#### Do this
From the records below, pull each line that has "shifts".

□ □ □ □ □

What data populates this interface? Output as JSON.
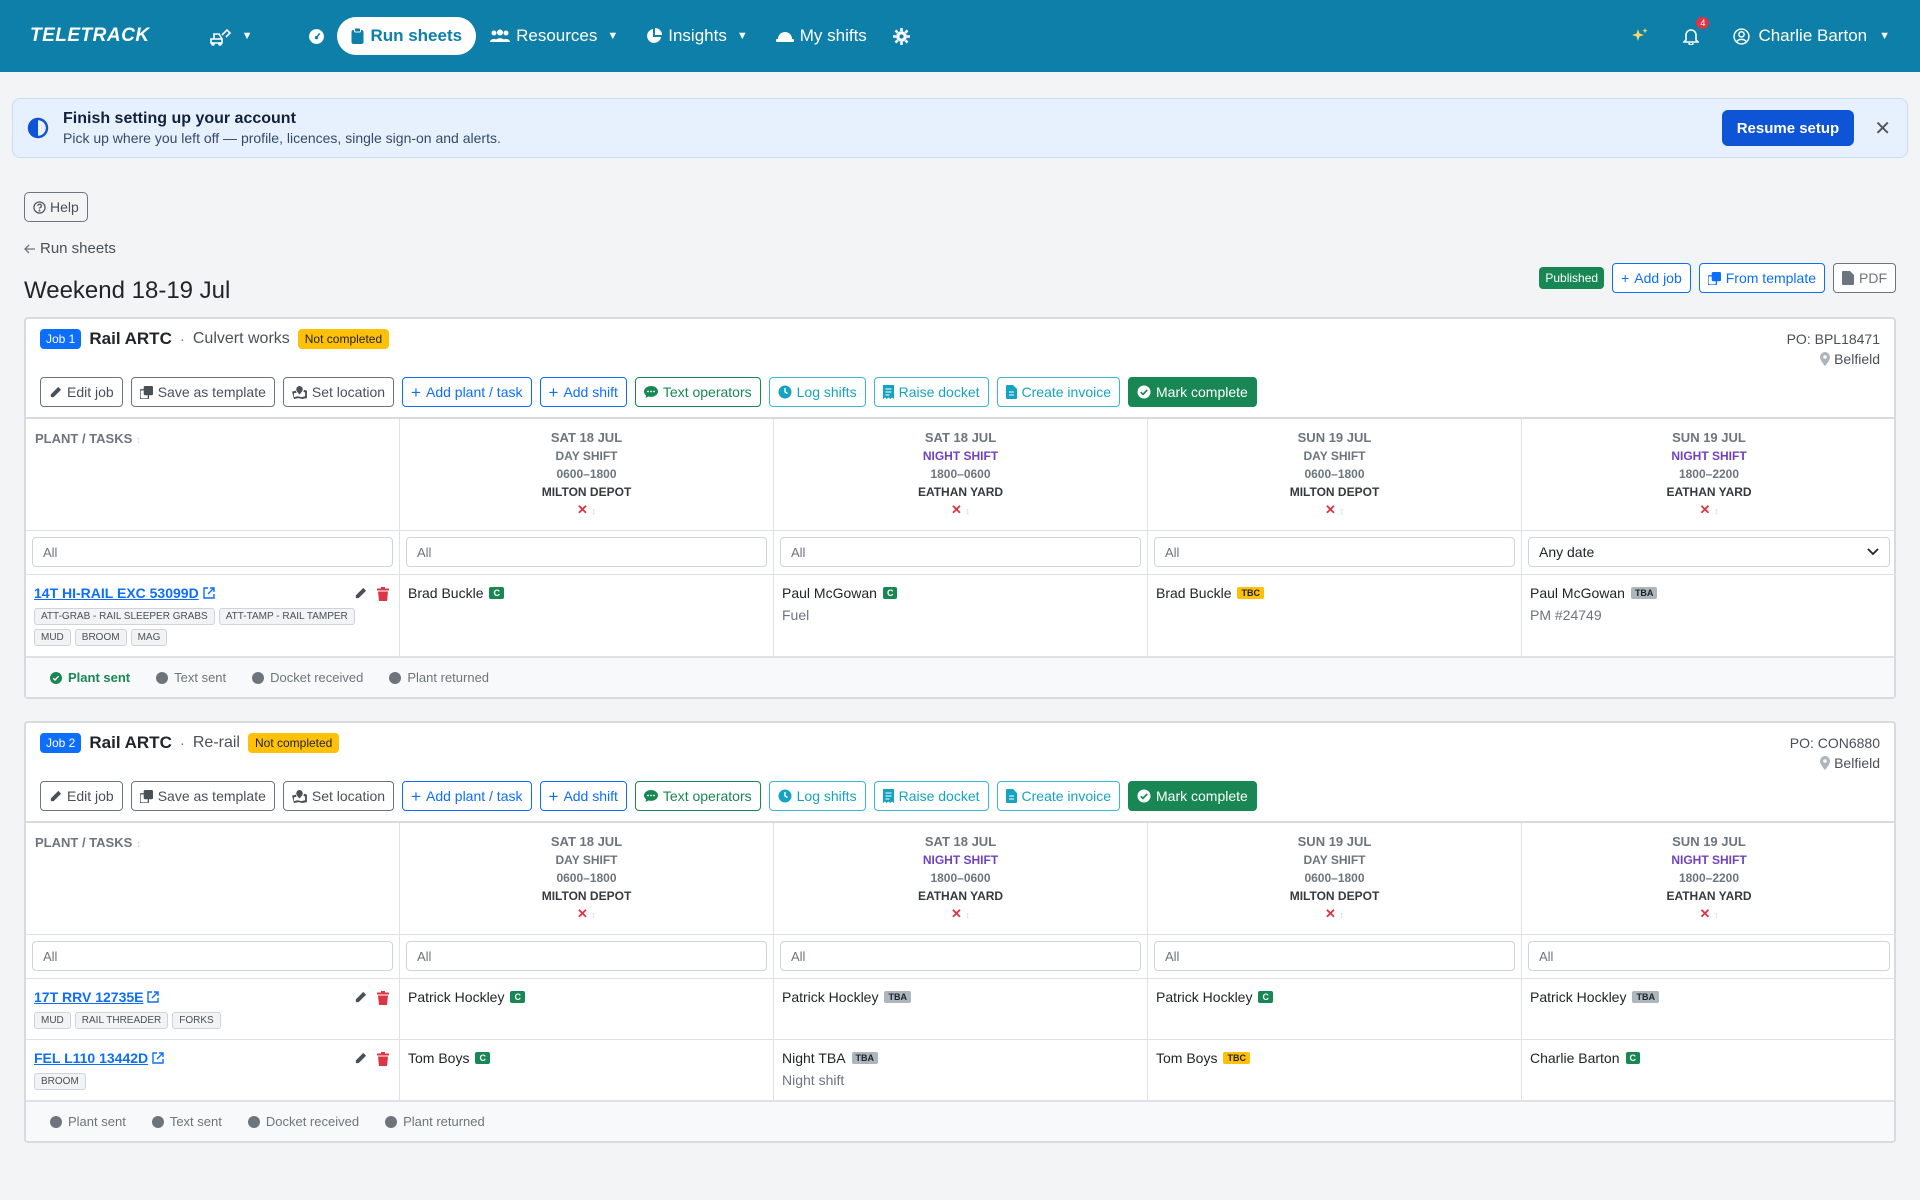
{
  "nav": {
    "logo": "TELETRACK",
    "items": [
      {
        "label": "Run sheets"
      },
      {
        "label": "Resources"
      },
      {
        "label": "Insights"
      },
      {
        "label": "My shifts"
      }
    ],
    "notifications_count": "4",
    "user_name": "Charlie Barton"
  },
  "alert": {
    "title": "Finish setting up your account",
    "subtitle": "Pick up where you left off — profile, licences, single sign-on and alerts.",
    "button": "Resume setup"
  },
  "help_label": "Help",
  "breadcrumb": "Run sheets",
  "page_title": "Weekend 18-19 Jul",
  "title_actions": {
    "status": "Published",
    "add_job": "Add job",
    "from_template": "From template",
    "pdf": "PDF"
  },
  "actions": {
    "edit_job": "Edit job",
    "save_template": "Save as template",
    "set_location": "Set location",
    "add_plant": "Add plant / task",
    "add_shift": "Add shift",
    "text_operators": "Text operators",
    "log_shifts": "Log shifts",
    "raise_docket": "Raise docket",
    "create_invoice": "Create invoice",
    "mark_complete": "Mark complete"
  },
  "table": {
    "plant_header": "PLANT / TASKS",
    "shifts": [
      {
        "date": "SAT 18 JUL",
        "shift": "DAY SHIFT",
        "hours": "0600–1800",
        "location": "MILTON DEPOT",
        "night": false
      },
      {
        "date": "SAT 18 JUL",
        "shift": "NIGHT SHIFT",
        "hours": "1800–0600",
        "location": "EATHAN YARD",
        "night": true
      },
      {
        "date": "SUN 19 JUL",
        "shift": "DAY SHIFT",
        "hours": "0600–1800",
        "location": "MILTON DEPOT",
        "night": false
      },
      {
        "date": "SUN 19 JUL",
        "shift": "NIGHT SHIFT",
        "hours": "1800–2200",
        "location": "EATHAN YARD",
        "night": true
      }
    ],
    "filter_all": "All",
    "filter_any_date": "Any date"
  },
  "status_labels": {
    "plant_sent": "Plant sent",
    "text_sent": "Text sent",
    "docket_received": "Docket received",
    "plant_returned": "Plant returned"
  },
  "jobs": [
    {
      "badge": "Job 1",
      "client": "Rail ARTC",
      "type": "Culvert works",
      "status": "Not completed",
      "po": "PO: BPL18471",
      "location": "Belfield",
      "plants": [
        {
          "name": "14T HI-RAIL EXC 53099D",
          "chips": [
            "ATT-GRAB - RAIL SLEEPER GRABS",
            "ATT-TAMP - RAIL TAMPER",
            "MUD",
            "BROOM",
            "MAG"
          ],
          "cells": [
            {
              "op": "Brad Buckle",
              "badge": "C",
              "sub": ""
            },
            {
              "op": "Paul McGowan",
              "badge": "C",
              "sub": "Fuel"
            },
            {
              "op": "Brad Buckle",
              "badge": "TBC",
              "sub": ""
            },
            {
              "op": "Paul McGowan",
              "badge": "TBA",
              "sub": "PM #24749"
            }
          ]
        }
      ],
      "plant_sent_done": true
    },
    {
      "badge": "Job 2",
      "client": "Rail ARTC",
      "type": "Re-rail",
      "status": "Not completed",
      "po": "PO: CON6880",
      "location": "Belfield",
      "plants": [
        {
          "name": "17T RRV 12735E",
          "chips": [
            "MUD",
            "RAIL THREADER",
            "FORKS"
          ],
          "cells": [
            {
              "op": "Patrick Hockley",
              "badge": "C",
              "sub": ""
            },
            {
              "op": "Patrick Hockley",
              "badge": "TBA",
              "sub": ""
            },
            {
              "op": "Patrick Hockley",
              "badge": "C",
              "sub": ""
            },
            {
              "op": "Patrick Hockley",
              "badge": "TBA",
              "sub": ""
            }
          ]
        },
        {
          "name": "FEL L110 13442D",
          "chips": [
            "BROOM"
          ],
          "cells": [
            {
              "op": "Tom Boys",
              "badge": "C",
              "sub": ""
            },
            {
              "op": "Night TBA",
              "badge": "TBA",
              "sub": "Night shift"
            },
            {
              "op": "Tom Boys",
              "badge": "TBC",
              "sub": ""
            },
            {
              "op": "Charlie Barton",
              "badge": "C",
              "sub": ""
            }
          ]
        }
      ],
      "plant_sent_done": false
    }
  ],
  "colors": {
    "navbar": "#0d7fa8",
    "primary": "#0d55d6",
    "success": "#198754",
    "warning": "#ffc107",
    "danger": "#dc3545",
    "night": "#6f42c1"
  }
}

□ □ □ □ □

#### Response
        "label": "My shifts"
    "log_shifts": "Log shifts",
    "shifts": [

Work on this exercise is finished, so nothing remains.